[Figure record extracts]
>>>>>

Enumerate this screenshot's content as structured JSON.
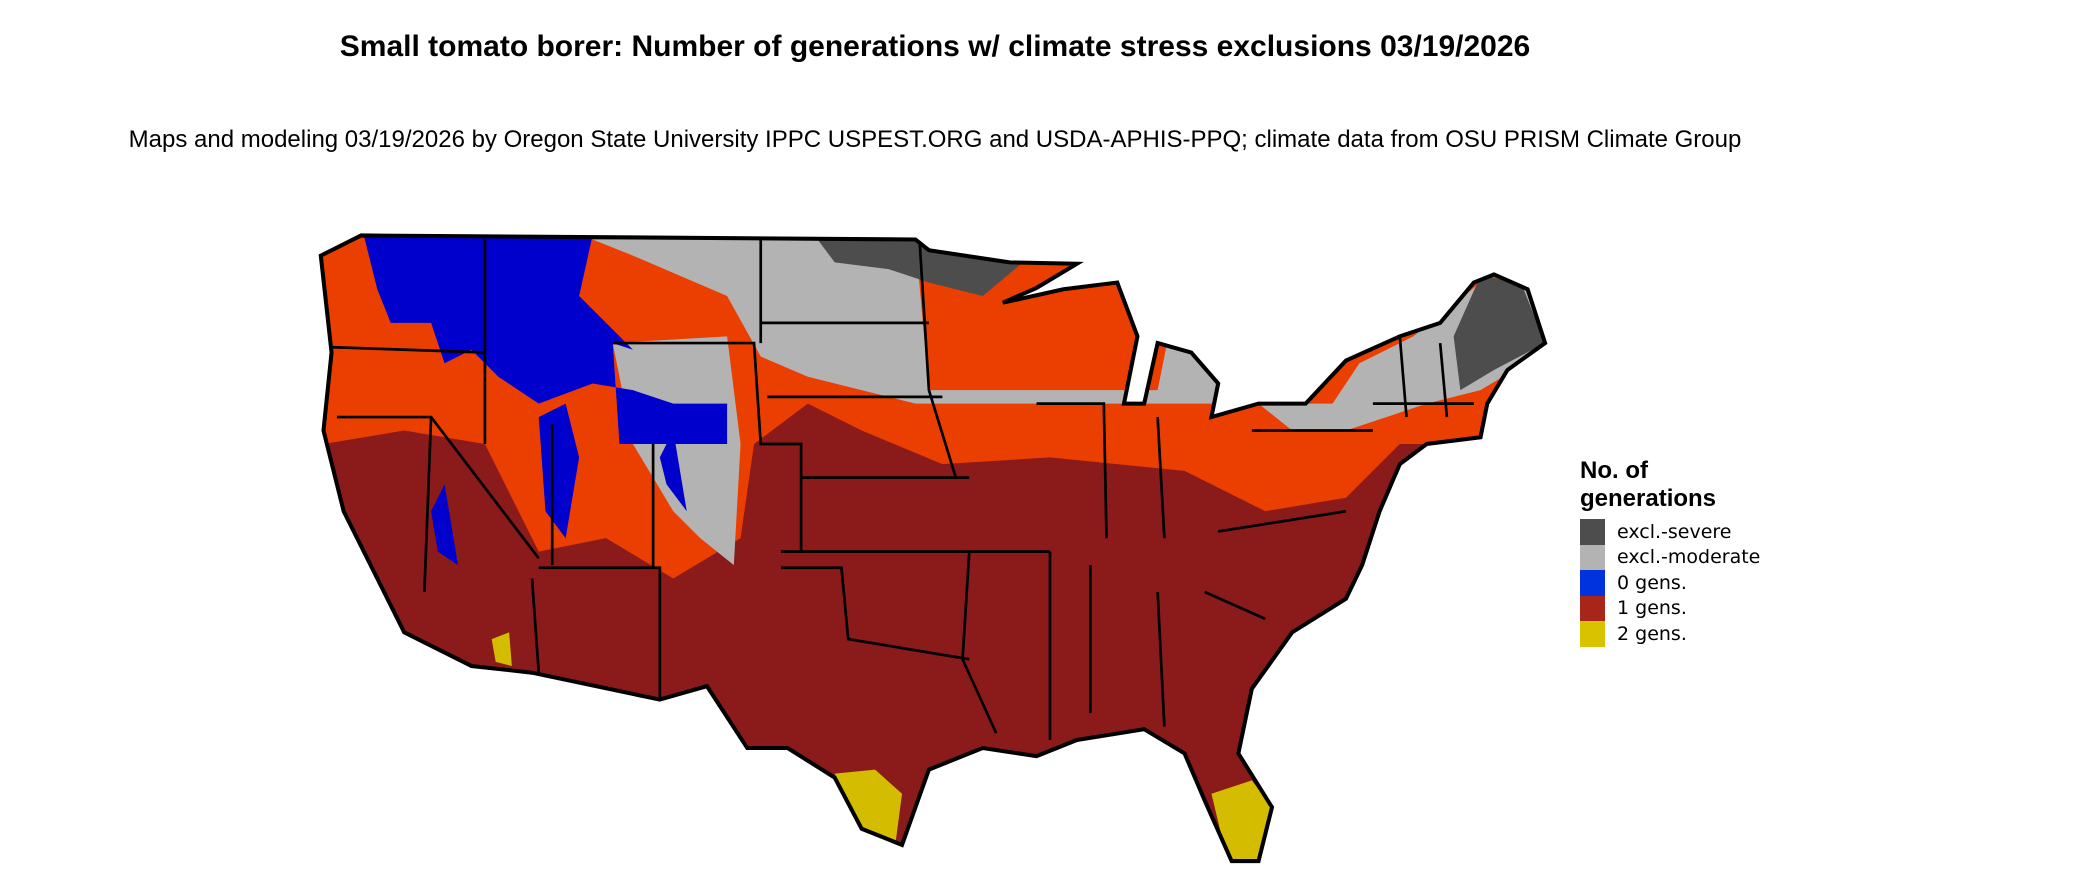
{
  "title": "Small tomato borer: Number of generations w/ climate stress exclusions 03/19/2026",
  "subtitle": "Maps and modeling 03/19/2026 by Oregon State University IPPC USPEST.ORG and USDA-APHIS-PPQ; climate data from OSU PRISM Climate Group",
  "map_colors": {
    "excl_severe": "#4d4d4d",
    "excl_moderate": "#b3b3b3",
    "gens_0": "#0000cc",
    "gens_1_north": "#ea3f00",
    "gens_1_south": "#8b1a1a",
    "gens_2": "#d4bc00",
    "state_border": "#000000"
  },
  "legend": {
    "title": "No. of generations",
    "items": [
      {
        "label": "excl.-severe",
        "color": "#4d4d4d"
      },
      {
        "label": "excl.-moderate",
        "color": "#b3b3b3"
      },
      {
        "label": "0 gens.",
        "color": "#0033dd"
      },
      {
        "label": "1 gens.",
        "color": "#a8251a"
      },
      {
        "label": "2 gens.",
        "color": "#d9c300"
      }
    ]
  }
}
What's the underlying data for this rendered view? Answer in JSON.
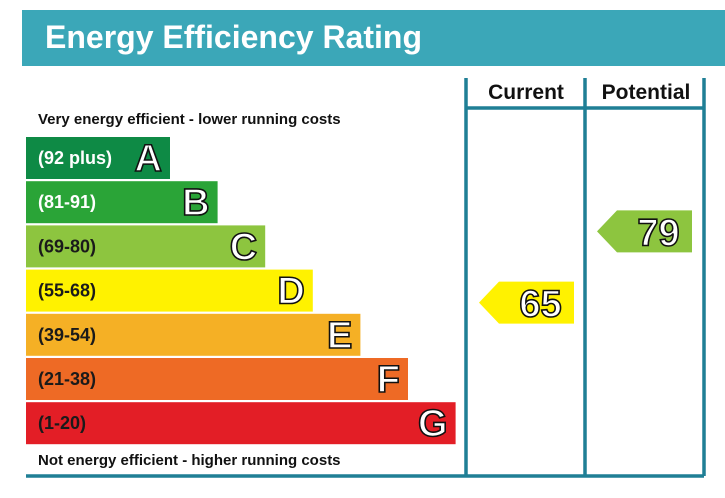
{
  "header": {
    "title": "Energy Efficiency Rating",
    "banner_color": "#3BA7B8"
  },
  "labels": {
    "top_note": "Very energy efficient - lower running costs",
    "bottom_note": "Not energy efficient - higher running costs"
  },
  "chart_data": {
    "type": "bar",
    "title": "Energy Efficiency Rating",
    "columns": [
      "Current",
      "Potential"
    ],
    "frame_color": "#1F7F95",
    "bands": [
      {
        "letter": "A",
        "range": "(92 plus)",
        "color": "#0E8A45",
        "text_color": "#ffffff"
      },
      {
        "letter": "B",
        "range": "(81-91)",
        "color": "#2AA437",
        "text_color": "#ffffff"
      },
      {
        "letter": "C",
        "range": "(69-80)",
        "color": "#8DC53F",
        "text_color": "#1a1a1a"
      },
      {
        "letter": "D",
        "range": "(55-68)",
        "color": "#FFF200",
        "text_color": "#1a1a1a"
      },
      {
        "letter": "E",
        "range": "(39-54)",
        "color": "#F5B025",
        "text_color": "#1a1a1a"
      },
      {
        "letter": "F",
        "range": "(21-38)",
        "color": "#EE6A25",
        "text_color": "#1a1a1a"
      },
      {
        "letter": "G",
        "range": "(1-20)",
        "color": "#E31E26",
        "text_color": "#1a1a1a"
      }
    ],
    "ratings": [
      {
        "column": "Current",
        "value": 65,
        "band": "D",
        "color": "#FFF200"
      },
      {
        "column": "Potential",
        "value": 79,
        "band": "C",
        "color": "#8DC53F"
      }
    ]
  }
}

<<<<<
>>>>>

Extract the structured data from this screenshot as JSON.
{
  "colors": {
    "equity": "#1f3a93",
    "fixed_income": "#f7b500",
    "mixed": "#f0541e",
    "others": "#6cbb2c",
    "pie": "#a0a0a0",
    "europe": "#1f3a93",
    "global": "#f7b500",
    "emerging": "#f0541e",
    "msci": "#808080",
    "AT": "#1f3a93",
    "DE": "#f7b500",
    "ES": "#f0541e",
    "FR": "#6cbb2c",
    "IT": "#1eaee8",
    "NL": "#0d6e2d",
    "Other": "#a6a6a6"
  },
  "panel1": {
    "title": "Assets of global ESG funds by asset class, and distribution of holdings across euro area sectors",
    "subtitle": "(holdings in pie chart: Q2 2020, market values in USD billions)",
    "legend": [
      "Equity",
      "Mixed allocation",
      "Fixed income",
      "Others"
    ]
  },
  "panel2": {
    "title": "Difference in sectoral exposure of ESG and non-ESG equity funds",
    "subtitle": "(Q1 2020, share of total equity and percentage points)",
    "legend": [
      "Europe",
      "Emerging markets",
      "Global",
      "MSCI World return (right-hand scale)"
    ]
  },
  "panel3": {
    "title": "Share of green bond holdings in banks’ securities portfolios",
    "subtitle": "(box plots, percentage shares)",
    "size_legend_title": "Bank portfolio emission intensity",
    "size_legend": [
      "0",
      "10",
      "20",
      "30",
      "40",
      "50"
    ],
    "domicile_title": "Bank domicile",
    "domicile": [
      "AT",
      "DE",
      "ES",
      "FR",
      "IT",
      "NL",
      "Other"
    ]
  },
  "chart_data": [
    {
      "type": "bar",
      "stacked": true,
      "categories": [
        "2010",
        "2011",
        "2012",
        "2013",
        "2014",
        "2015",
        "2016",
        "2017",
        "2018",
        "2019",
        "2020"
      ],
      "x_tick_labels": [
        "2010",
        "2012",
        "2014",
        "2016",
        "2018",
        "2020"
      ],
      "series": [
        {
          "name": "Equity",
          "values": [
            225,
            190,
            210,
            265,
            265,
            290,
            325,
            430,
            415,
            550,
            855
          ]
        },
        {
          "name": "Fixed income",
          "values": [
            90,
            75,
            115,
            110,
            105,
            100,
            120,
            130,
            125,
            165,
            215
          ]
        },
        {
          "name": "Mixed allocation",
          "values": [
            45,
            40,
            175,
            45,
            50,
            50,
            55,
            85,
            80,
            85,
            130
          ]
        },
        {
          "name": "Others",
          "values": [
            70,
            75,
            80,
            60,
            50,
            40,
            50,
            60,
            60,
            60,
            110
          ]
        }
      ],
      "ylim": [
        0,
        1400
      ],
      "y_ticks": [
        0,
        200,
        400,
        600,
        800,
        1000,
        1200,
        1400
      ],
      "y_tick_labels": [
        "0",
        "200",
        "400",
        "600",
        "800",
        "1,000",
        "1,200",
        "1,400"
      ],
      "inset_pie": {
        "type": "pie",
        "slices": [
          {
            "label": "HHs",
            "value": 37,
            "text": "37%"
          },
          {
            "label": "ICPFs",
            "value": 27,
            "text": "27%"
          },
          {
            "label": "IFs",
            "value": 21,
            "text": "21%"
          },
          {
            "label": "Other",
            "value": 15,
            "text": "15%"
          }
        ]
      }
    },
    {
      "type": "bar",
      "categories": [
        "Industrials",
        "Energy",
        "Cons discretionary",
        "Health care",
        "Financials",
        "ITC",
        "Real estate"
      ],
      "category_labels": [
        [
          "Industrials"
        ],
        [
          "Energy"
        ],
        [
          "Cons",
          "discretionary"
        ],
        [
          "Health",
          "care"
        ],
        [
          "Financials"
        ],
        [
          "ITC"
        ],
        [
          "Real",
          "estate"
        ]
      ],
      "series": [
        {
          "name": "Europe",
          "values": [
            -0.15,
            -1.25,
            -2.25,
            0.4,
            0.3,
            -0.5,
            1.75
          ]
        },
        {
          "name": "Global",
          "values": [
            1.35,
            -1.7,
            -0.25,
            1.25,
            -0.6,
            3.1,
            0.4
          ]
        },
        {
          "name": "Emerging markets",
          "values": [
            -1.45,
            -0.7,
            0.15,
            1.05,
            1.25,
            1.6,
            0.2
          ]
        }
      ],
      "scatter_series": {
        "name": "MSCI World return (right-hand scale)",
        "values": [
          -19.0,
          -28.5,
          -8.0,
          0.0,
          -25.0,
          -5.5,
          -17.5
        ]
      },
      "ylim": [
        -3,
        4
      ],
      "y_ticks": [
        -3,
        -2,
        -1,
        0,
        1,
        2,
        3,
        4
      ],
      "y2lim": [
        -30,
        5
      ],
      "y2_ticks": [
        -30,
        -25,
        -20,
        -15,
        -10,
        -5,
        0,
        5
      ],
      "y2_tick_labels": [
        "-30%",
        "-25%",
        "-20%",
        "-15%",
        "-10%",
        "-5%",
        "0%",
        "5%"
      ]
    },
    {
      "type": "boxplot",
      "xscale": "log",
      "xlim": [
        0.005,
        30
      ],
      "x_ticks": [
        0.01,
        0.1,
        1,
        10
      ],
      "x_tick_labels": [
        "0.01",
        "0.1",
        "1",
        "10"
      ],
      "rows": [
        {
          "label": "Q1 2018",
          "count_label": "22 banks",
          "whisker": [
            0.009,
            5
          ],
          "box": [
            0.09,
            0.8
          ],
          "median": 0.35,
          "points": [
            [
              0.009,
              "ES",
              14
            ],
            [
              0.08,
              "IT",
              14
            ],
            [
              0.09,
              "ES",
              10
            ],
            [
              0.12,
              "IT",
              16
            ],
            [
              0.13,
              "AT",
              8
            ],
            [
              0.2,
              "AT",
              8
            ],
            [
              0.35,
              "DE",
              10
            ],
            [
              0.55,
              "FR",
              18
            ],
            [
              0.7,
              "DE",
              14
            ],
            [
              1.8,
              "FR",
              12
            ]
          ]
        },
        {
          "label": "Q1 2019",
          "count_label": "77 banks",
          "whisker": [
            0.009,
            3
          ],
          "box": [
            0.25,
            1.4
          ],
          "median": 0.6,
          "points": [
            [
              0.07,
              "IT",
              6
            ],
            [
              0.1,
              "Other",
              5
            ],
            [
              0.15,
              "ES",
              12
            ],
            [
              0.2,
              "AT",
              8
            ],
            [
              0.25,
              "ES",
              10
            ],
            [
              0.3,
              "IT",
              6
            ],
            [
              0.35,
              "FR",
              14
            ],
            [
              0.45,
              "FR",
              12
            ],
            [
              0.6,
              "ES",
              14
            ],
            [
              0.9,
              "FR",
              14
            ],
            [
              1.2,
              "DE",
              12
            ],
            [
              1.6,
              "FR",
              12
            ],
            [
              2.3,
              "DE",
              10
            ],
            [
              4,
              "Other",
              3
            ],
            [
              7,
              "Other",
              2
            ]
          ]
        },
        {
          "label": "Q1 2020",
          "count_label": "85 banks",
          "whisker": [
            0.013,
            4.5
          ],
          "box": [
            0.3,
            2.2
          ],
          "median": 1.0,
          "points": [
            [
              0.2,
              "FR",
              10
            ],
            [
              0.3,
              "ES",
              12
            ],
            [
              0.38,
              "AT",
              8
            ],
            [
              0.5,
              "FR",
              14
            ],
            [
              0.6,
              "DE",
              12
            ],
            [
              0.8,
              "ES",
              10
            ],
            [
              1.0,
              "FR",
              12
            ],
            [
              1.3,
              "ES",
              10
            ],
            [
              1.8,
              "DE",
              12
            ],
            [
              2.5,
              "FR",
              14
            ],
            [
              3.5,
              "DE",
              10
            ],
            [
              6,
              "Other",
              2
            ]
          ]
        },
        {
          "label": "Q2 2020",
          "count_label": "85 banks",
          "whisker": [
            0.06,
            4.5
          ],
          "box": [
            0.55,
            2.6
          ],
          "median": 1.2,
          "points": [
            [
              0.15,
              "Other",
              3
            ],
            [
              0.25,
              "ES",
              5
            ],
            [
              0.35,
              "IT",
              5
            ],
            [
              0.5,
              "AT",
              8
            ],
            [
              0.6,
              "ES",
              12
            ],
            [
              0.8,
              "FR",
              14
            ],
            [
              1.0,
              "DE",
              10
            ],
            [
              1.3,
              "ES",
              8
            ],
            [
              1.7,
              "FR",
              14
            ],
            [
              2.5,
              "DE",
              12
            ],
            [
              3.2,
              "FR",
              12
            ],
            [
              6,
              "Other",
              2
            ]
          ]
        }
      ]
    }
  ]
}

<<<<<

■ PROBLEM TO SOLVE: Pick out the lines that have the word "domicile". Copy them all.

■ WRITTEN ANSWER:
    "domicile_title": "Bank domicile",
    "domicile": [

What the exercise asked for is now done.